**Stated goal:** Pick out every line holding the string "Catalysis" and copy it.

(Dataset records)
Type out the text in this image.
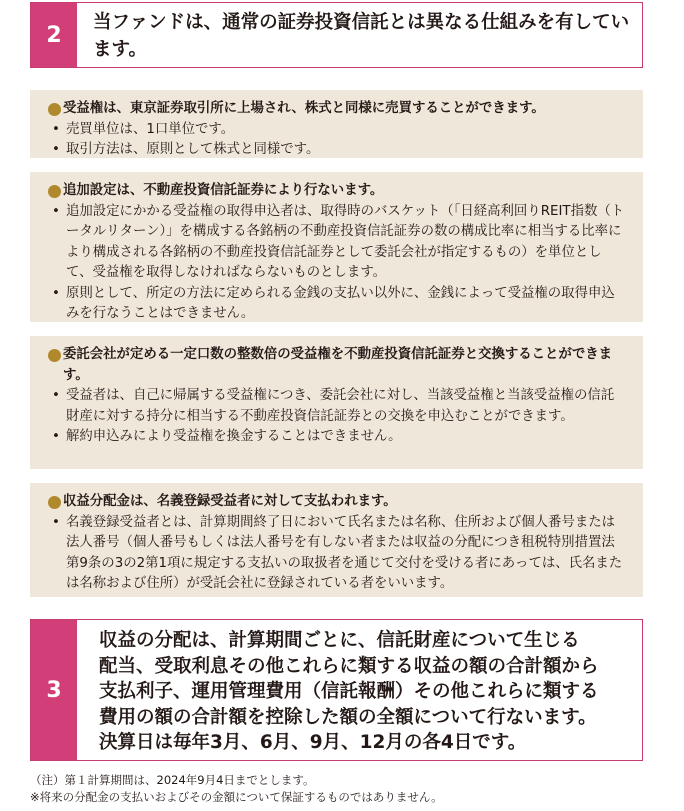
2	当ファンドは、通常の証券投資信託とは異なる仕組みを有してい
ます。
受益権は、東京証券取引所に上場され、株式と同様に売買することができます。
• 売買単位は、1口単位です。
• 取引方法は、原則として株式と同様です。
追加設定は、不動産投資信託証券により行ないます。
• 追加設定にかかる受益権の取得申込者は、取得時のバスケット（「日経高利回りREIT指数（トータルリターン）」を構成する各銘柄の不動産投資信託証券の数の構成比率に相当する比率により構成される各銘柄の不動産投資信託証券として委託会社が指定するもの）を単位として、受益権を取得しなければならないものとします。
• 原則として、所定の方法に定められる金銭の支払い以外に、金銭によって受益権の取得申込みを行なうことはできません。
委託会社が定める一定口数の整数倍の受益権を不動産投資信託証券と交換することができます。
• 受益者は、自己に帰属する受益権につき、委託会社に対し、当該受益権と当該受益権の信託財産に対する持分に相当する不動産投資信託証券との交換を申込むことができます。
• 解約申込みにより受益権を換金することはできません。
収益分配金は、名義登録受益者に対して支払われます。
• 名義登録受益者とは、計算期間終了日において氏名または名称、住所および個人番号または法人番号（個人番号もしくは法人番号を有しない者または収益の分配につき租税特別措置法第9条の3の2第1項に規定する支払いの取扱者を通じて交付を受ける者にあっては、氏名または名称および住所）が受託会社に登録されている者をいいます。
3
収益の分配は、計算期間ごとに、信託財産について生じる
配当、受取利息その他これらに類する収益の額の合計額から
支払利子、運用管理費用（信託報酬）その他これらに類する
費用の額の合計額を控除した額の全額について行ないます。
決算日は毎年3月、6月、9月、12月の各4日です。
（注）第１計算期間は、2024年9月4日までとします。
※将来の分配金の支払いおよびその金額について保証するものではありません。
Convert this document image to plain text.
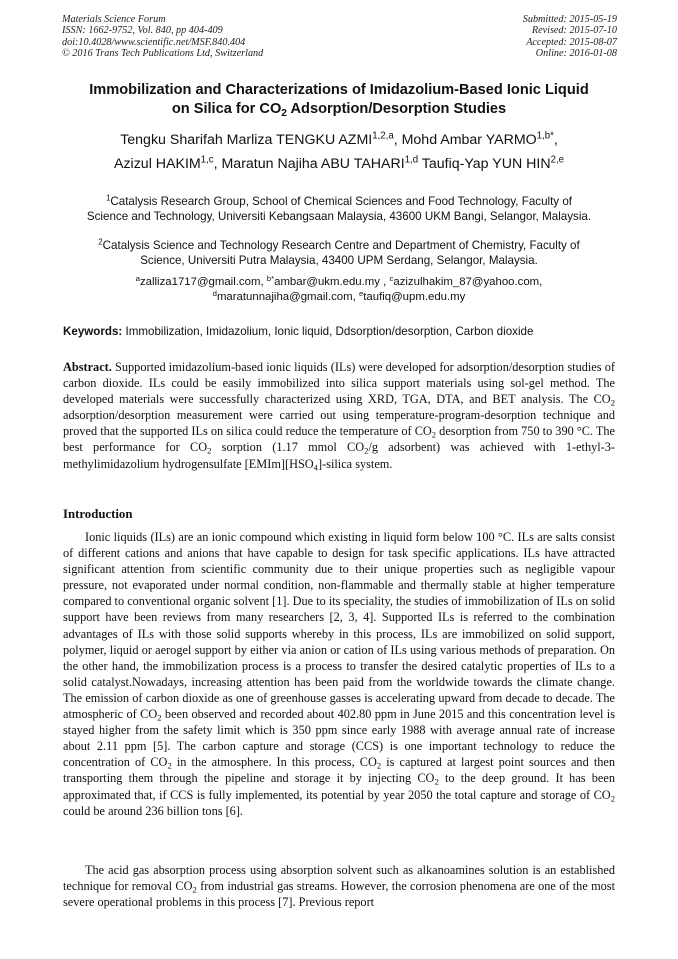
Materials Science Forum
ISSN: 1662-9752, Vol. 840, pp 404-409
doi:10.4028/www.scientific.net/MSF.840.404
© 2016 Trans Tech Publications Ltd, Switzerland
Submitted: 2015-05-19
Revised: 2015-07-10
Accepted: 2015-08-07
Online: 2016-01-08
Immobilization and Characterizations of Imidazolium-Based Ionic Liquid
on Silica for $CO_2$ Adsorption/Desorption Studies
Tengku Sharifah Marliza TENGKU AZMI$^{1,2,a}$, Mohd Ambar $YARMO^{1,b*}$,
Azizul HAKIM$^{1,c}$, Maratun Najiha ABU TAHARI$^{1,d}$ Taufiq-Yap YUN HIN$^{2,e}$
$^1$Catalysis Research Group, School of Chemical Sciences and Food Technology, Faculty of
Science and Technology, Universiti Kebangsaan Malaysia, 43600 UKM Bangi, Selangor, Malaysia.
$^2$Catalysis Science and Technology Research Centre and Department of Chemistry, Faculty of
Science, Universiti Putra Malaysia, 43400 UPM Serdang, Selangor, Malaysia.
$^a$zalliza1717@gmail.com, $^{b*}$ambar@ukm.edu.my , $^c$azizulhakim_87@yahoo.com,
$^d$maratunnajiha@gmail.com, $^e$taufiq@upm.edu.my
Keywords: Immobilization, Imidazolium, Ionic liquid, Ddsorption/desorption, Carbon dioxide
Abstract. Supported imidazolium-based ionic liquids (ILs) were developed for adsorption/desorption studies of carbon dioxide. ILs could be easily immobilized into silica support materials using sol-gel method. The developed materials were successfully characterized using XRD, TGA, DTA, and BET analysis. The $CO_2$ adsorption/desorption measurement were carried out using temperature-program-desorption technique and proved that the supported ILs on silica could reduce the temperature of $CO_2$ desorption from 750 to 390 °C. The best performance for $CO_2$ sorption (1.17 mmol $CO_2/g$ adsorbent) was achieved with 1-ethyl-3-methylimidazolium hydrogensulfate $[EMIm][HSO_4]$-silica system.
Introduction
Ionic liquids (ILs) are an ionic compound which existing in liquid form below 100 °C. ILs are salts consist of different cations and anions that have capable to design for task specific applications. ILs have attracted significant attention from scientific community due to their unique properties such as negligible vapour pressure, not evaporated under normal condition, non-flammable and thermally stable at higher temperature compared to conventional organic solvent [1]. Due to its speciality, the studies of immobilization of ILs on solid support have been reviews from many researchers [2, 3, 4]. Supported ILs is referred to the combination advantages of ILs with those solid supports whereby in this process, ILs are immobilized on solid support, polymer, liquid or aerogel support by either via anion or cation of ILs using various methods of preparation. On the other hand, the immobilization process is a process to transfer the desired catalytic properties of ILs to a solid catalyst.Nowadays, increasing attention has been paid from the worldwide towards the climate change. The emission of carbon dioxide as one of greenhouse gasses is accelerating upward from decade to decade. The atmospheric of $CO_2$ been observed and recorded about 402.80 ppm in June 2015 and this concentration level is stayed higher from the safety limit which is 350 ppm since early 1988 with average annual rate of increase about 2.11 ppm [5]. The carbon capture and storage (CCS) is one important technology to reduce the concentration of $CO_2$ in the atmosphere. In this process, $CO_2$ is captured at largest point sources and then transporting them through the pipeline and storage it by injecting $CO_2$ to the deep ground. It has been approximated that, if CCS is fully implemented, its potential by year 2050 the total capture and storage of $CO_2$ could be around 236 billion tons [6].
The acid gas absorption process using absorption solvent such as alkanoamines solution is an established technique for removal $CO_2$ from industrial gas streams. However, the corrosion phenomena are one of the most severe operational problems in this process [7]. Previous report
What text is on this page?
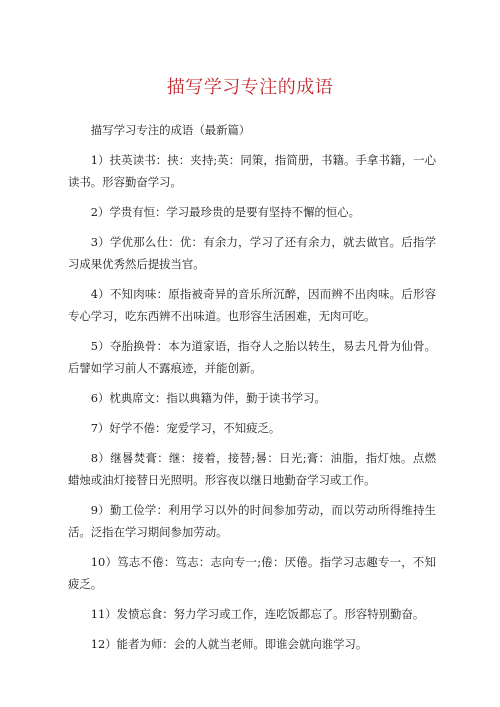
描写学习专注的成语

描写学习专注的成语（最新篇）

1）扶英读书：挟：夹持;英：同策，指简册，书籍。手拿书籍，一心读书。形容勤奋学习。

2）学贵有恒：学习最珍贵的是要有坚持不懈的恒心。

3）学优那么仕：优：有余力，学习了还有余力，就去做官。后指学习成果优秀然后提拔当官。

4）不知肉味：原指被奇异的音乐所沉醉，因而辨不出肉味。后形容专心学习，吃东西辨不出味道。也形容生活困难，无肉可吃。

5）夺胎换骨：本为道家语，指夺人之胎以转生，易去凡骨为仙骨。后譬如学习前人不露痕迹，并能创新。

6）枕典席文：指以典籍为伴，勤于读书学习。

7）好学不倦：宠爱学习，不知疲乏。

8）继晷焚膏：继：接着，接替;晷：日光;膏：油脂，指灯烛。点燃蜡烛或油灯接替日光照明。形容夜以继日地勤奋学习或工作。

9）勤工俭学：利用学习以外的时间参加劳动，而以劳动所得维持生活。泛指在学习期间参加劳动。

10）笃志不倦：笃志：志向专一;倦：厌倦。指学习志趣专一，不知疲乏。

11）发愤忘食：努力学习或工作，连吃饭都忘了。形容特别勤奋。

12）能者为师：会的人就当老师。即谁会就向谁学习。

==

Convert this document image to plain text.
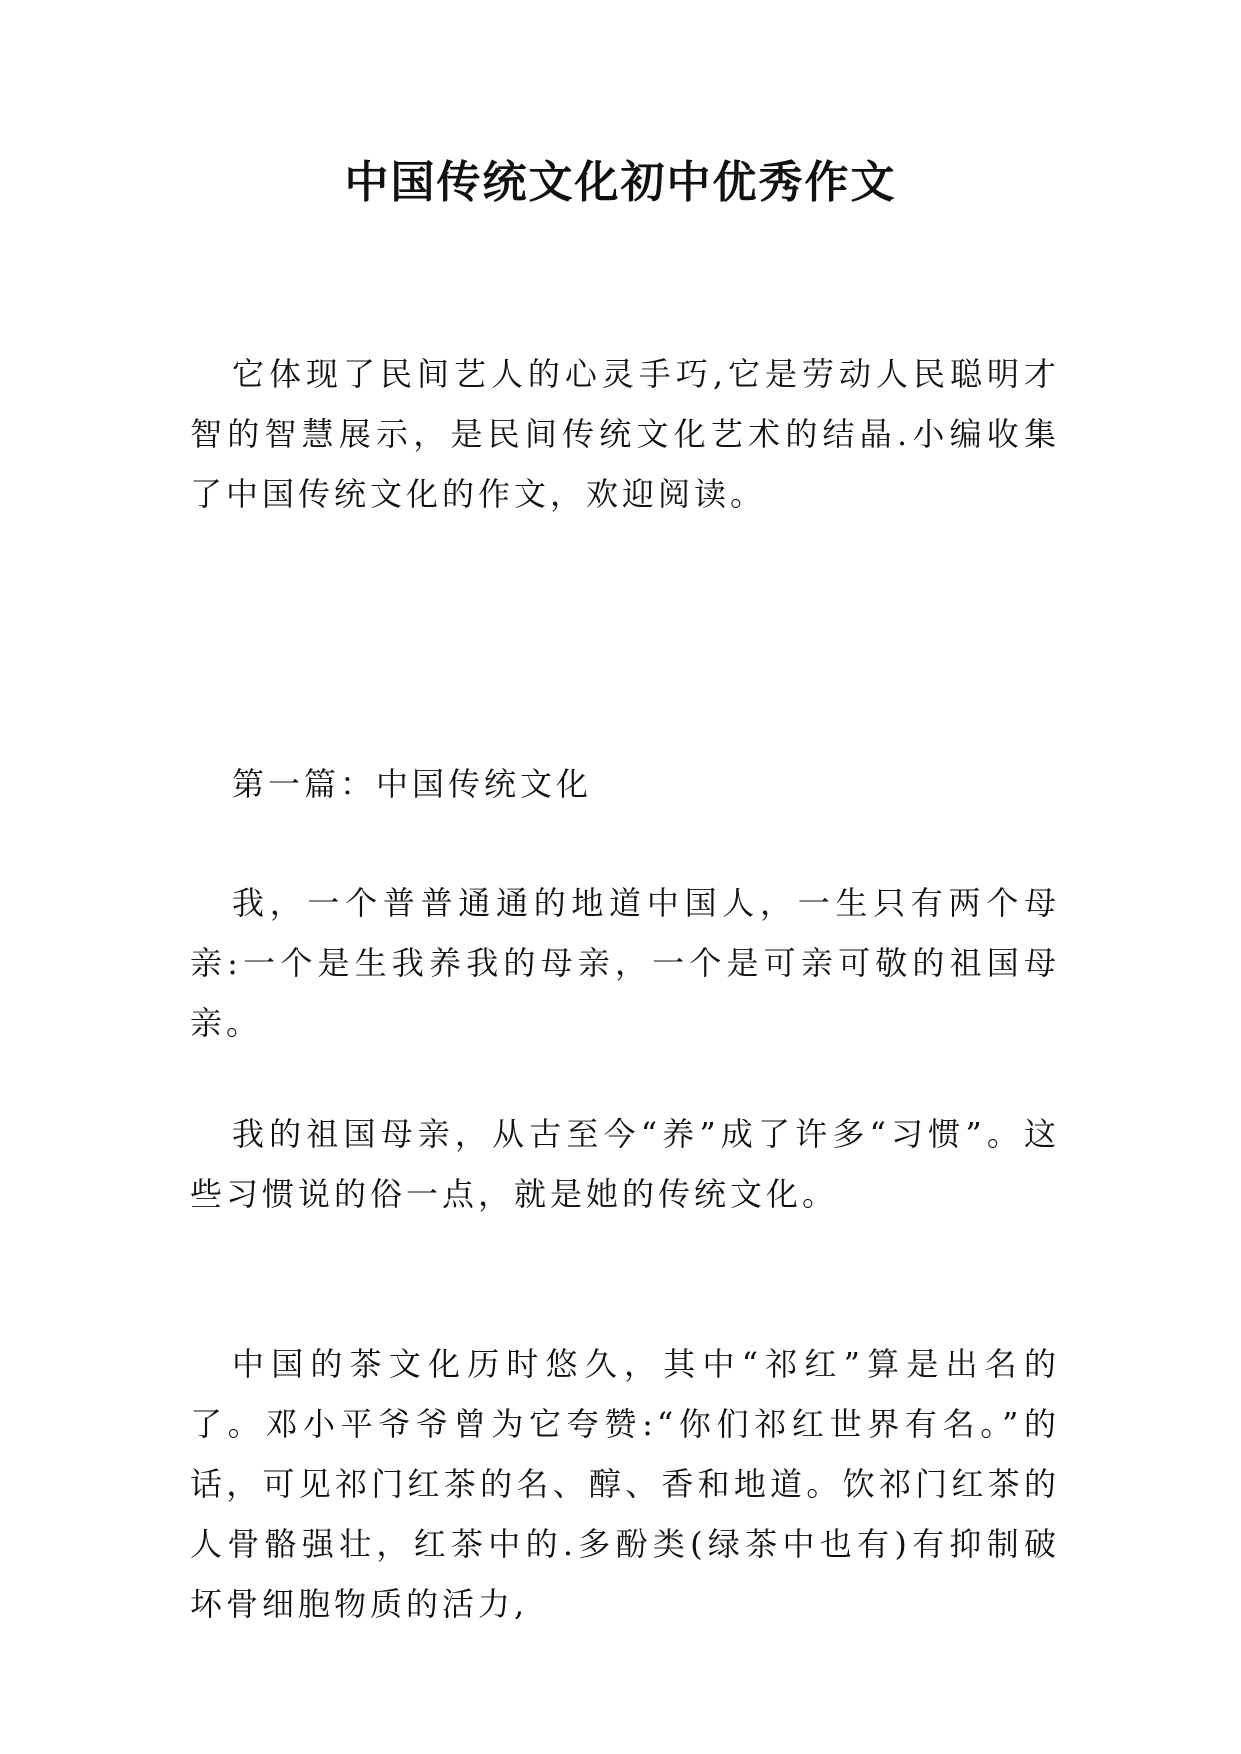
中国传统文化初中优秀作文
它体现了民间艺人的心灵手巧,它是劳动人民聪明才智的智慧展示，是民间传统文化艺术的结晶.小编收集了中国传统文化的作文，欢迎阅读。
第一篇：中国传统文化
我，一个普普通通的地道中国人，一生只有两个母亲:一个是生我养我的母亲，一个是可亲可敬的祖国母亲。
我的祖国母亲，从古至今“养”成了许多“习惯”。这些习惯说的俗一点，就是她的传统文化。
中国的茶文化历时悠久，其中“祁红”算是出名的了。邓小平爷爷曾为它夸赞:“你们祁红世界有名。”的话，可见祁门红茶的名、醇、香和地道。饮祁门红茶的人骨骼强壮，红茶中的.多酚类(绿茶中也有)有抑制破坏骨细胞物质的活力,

==

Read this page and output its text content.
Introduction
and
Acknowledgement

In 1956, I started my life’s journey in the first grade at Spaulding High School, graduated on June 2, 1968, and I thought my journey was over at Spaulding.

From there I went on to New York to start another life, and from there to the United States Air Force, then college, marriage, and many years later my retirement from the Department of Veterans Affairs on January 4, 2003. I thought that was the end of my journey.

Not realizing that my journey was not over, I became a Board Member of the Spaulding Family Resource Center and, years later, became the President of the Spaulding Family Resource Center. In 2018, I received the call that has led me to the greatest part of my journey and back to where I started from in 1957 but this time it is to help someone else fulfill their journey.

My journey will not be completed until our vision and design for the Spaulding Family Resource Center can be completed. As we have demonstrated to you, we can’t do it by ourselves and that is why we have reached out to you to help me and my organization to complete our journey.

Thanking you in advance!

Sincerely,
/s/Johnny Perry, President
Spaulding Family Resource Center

**Solution to this exercise:**
$^1$Catalysis Research Group, School of Chemical Sciences and Food Technology, Faculty of
$^2$Catalysis Science and Technology Research Centre and Department of Chemistry, Faculty of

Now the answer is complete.